- [Materials provided]:
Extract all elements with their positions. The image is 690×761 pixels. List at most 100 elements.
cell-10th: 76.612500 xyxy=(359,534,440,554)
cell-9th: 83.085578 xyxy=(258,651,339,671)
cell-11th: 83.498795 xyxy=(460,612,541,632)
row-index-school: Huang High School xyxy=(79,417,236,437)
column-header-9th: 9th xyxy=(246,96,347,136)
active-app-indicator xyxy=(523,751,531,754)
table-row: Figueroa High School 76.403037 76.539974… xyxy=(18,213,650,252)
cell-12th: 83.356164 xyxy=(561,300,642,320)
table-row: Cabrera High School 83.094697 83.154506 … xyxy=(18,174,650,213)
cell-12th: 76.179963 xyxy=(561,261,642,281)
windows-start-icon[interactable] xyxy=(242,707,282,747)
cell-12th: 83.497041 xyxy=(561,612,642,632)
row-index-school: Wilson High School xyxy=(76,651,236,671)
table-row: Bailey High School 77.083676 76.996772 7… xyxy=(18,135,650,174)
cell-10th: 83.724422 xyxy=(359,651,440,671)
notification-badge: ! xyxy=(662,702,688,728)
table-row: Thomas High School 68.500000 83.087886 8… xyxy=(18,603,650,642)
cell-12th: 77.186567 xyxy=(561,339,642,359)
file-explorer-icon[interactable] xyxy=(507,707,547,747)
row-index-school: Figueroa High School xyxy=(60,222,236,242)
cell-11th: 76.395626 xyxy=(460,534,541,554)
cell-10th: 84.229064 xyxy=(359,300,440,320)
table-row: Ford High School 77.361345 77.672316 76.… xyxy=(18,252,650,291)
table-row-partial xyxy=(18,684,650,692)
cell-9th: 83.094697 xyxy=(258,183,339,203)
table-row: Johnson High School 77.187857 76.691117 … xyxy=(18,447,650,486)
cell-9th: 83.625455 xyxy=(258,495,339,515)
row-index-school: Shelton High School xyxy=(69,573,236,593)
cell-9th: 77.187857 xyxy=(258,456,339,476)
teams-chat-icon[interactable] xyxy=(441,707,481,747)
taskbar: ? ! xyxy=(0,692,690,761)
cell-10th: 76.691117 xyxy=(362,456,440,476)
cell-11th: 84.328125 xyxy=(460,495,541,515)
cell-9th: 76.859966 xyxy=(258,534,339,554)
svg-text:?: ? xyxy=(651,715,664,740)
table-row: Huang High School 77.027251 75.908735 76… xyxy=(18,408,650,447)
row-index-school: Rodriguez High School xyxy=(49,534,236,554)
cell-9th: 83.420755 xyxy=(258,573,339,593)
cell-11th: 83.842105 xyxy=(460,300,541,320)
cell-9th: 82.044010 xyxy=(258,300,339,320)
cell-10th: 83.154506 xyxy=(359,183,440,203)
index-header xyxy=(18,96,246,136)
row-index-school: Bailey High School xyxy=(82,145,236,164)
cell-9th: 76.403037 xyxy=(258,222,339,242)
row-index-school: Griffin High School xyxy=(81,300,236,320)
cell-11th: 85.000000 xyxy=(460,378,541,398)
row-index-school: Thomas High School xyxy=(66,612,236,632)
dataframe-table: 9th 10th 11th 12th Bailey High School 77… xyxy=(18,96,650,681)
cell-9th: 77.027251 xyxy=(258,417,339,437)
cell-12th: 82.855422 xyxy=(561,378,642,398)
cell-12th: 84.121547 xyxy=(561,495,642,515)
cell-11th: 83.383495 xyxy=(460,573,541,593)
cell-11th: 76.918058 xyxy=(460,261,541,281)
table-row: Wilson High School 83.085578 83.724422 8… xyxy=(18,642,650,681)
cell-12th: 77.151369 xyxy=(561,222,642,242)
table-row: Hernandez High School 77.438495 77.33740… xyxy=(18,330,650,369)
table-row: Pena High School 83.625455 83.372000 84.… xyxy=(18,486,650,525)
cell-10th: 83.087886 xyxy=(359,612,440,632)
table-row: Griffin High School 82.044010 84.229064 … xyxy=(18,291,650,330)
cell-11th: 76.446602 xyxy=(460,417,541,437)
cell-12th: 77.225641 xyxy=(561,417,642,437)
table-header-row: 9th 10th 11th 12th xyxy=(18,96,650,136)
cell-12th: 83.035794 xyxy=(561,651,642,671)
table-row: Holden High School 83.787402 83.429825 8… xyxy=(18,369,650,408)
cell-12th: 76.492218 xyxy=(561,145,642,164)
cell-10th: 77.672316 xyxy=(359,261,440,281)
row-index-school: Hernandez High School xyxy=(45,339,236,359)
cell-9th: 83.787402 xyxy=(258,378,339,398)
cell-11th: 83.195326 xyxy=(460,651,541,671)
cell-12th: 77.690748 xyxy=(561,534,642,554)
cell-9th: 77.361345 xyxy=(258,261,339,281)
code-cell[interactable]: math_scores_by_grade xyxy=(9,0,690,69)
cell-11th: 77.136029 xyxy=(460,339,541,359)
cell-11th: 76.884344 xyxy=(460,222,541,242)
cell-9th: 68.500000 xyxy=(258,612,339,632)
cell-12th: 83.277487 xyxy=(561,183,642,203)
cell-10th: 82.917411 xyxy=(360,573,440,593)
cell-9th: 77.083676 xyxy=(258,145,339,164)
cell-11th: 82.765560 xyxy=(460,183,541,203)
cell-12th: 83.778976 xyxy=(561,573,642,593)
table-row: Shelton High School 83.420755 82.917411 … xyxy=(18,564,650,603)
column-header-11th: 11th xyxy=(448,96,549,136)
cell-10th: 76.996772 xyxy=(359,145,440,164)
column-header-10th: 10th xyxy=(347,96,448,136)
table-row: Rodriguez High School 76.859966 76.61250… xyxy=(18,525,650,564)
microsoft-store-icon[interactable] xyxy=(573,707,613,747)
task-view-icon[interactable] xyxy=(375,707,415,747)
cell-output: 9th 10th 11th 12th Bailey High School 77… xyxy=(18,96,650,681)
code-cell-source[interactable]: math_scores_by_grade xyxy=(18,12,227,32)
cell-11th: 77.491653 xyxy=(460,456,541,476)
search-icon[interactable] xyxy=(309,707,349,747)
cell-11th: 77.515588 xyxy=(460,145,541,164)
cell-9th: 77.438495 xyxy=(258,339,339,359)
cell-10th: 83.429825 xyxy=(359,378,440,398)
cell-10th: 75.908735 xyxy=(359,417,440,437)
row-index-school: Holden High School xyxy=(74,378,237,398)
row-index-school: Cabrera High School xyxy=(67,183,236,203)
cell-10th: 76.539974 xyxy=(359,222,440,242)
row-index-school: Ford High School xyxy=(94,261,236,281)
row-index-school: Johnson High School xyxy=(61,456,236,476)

- [Short exercise]: Rewrite the whole listing, putting "Secondary School" wherever "High School" appears and leaving everything else unchanged.

- [Output of the task]:
Extract all elements with their positions. The image is 690×761 pixels. List at most 100 elements.
cell-10th: 76.612500 xyxy=(359,534,440,554)
cell-9th: 83.085578 xyxy=(258,651,339,671)
cell-11th: 83.498795 xyxy=(460,612,541,632)
row-index-school: Huang Secondary School xyxy=(79,417,236,437)
column-header-9th: 9th xyxy=(246,96,347,136)
active-app-indicator xyxy=(523,751,531,754)
table-row: Figueroa Secondary School 76.403037 76.539974… xyxy=(18,213,650,252)
cell-12th: 83.356164 xyxy=(561,300,642,320)
table-row: Cabrera Secondary School 83.094697 83.154506 … xyxy=(18,174,650,213)
cell-12th: 76.179963 xyxy=(561,261,642,281)
windows-start-icon[interactable] xyxy=(242,707,282,747)
cell-12th: 83.497041 xyxy=(561,612,642,632)
row-index-school: Wilson Secondary School xyxy=(76,651,236,671)
table-row: Bailey Secondary School 77.083676 76.996772 7… xyxy=(18,135,650,174)
cell-10th: 83.724422 xyxy=(359,651,440,671)
notification-badge: ! xyxy=(662,702,688,728)
table-row: Thomas Secondary School 68.500000 83.087886 8… xyxy=(18,603,650,642)
cell-12th: 77.186567 xyxy=(561,339,642,359)
file-explorer-icon[interactable] xyxy=(507,707,547,747)
row-index-school: Figueroa Secondary School xyxy=(60,222,236,242)
cell-11th: 76.395626 xyxy=(460,534,541,554)
cell-10th: 84.229064 xyxy=(359,300,440,320)
table-row: Ford Secondary School 77.361345 77.672316 76.… xyxy=(18,252,650,291)
table-row-partial xyxy=(18,684,650,692)
cell-9th: 83.094697 xyxy=(258,183,339,203)
table-row: Johnson Secondary School 77.187857 76.691117 … xyxy=(18,447,650,486)
cell-9th: 83.625455 xyxy=(258,495,339,515)
row-index-school: Shelton Secondary School xyxy=(69,573,236,593)
cell-9th: 77.187857 xyxy=(258,456,339,476)
teams-chat-icon[interactable] xyxy=(441,707,481,747)
taskbar: ? ! xyxy=(0,692,690,761)
cell-10th: 76.691117 xyxy=(362,456,440,476)
cell-11th: 84.328125 xyxy=(460,495,541,515)
cell-9th: 76.859966 xyxy=(258,534,339,554)
svg-text:?: ? xyxy=(651,715,664,740)
table-row: Huang Secondary School 77.027251 75.908735 76… xyxy=(18,408,650,447)
row-index-school: Rodriguez Secondary School xyxy=(49,534,236,554)
cell-9th: 83.420755 xyxy=(258,573,339,593)
cell-11th: 83.842105 xyxy=(460,300,541,320)
cell-9th: 82.044010 xyxy=(258,300,339,320)
cell-10th: 83.154506 xyxy=(359,183,440,203)
index-header xyxy=(18,96,246,136)
row-index-school: Bailey Secondary School xyxy=(82,145,236,164)
cell-9th: 76.403037 xyxy=(258,222,339,242)
row-index-school: Griffin Secondary School xyxy=(81,300,236,320)
cell-11th: 85.000000 xyxy=(460,378,541,398)
row-index-school: Thomas Secondary School xyxy=(66,612,236,632)
dataframe-table: 9th 10th 11th 12th Bailey Secondary School 77… xyxy=(18,96,650,681)
cell-9th: 77.027251 xyxy=(258,417,339,437)
cell-12th: 82.855422 xyxy=(561,378,642,398)
cell-12th: 84.121547 xyxy=(561,495,642,515)
cell-11th: 83.383495 xyxy=(460,573,541,593)
cell-11th: 76.918058 xyxy=(460,261,541,281)
table-row: Wilson Secondary School 83.085578 83.724422 8… xyxy=(18,642,650,681)
cell-12th: 77.151369 xyxy=(561,222,642,242)
table-row: Hernandez Secondary School 77.438495 77.33740… xyxy=(18,330,650,369)
table-row: Pena Secondary School 83.625455 83.372000 84.… xyxy=(18,486,650,525)
cell-10th: 83.087886 xyxy=(359,612,440,632)
table-row: Griffin Secondary School 82.044010 84.229064 … xyxy=(18,291,650,330)
cell-11th: 76.446602 xyxy=(460,417,541,437)
cell-12th: 77.225641 xyxy=(561,417,642,437)
table-header-row: 9th 10th 11th 12th xyxy=(18,96,650,136)
cell-12th: 83.035794 xyxy=(561,651,642,671)
table-row: Holden Secondary School 83.787402 83.429825 8… xyxy=(18,369,650,408)
cell-12th: 76.492218 xyxy=(561,145,642,164)
cell-10th: 77.672316 xyxy=(359,261,440,281)
row-index-school: Hernandez Secondary School xyxy=(45,339,236,359)
cell-9th: 83.787402 xyxy=(258,378,339,398)
cell-11th: 83.195326 xyxy=(460,651,541,671)
cell-12th: 77.690748 xyxy=(561,534,642,554)
cell-9th: 77.361345 xyxy=(258,261,339,281)
code-cell[interactable]: math_scores_by_grade xyxy=(9,0,690,69)
cell-11th: 77.136029 xyxy=(460,339,541,359)
cell-11th: 76.884344 xyxy=(460,222,541,242)
cell-9th: 68.500000 xyxy=(258,612,339,632)
cell-12th: 83.277487 xyxy=(561,183,642,203)
cell-10th: 82.917411 xyxy=(360,573,440,593)
cell-9th: 77.083676 xyxy=(258,145,339,164)
cell-11th: 82.765560 xyxy=(460,183,541,203)
cell-12th: 83.778976 xyxy=(561,573,642,593)
table-row: Shelton Secondary School 83.420755 82.917411 … xyxy=(18,564,650,603)
column-header-11th: 11th xyxy=(448,96,549,136)
cell-10th: 76.996772 xyxy=(359,145,440,164)
column-header-10th: 10th xyxy=(347,96,448,136)
table-row: Rodriguez Secondary School 76.859966 76.61250… xyxy=(18,525,650,564)
microsoft-store-icon[interactable] xyxy=(573,707,613,747)
task-view-icon[interactable] xyxy=(375,707,415,747)
cell-output: 9th 10th 11th 12th Bailey Secondary School 77… xyxy=(18,96,650,681)
code-cell-source[interactable]: math_scores_by_grade xyxy=(18,12,227,32)
cell-11th: 77.491653 xyxy=(460,456,541,476)
search-icon[interactable] xyxy=(309,707,349,747)
cell-11th: 77.515588 xyxy=(460,145,541,164)
cell-9th: 77.438495 xyxy=(258,339,339,359)
cell-10th: 83.429825 xyxy=(359,378,440,398)
cell-10th: 75.908735 xyxy=(359,417,440,437)
row-index-school: Holden Secondary School xyxy=(74,378,237,398)
row-index-school: Cabrera Secondary School xyxy=(67,183,236,203)
cell-10th: 76.539974 xyxy=(359,222,440,242)
row-index-school: Ford Secondary School xyxy=(94,261,236,281)
row-index-school: Johnson Secondary School xyxy=(61,456,236,476)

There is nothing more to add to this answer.